■ EXERCISE: Look for "Positionstrade" in each line of the entries, and return the matching lines.

BEGIN SUPPLIED RECORDS

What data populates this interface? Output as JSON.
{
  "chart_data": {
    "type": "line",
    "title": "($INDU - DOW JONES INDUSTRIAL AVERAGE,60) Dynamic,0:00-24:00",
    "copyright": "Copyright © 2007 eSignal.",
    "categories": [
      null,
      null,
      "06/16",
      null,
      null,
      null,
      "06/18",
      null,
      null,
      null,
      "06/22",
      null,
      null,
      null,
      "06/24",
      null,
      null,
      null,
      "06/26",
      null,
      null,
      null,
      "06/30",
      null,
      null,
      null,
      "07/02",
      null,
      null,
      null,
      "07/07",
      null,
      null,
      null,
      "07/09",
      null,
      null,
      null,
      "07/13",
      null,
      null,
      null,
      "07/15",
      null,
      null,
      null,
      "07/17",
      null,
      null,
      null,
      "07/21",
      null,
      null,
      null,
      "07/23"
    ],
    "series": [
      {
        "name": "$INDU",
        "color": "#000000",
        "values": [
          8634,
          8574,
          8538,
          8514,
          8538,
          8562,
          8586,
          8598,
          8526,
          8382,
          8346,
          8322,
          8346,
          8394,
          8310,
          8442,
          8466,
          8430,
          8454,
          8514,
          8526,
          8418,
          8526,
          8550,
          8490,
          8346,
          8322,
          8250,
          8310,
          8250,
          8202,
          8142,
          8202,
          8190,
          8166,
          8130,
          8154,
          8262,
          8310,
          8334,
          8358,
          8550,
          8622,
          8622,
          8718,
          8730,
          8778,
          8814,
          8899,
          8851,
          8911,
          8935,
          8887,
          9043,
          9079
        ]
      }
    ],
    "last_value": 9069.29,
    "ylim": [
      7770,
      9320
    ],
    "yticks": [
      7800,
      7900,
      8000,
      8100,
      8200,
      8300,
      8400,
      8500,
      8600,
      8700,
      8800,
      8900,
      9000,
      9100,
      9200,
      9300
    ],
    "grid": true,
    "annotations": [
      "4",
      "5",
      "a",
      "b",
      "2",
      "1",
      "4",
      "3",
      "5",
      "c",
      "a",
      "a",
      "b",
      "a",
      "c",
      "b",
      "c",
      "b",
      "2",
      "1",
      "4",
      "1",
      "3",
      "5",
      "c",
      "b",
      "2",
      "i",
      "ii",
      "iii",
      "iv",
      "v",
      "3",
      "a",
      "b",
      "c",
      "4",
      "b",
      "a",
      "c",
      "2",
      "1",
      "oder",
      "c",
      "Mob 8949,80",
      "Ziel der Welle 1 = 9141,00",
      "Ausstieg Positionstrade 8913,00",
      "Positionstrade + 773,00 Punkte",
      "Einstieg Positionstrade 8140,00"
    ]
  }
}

END SUPPLIED RECORDS

■ ANSWER FOR THE TASK:
      "Ausstieg Positionstrade 8913,00",
      "Positionstrade + 773,00 Punkte",
      "Einstieg Positionstrade 8140,00"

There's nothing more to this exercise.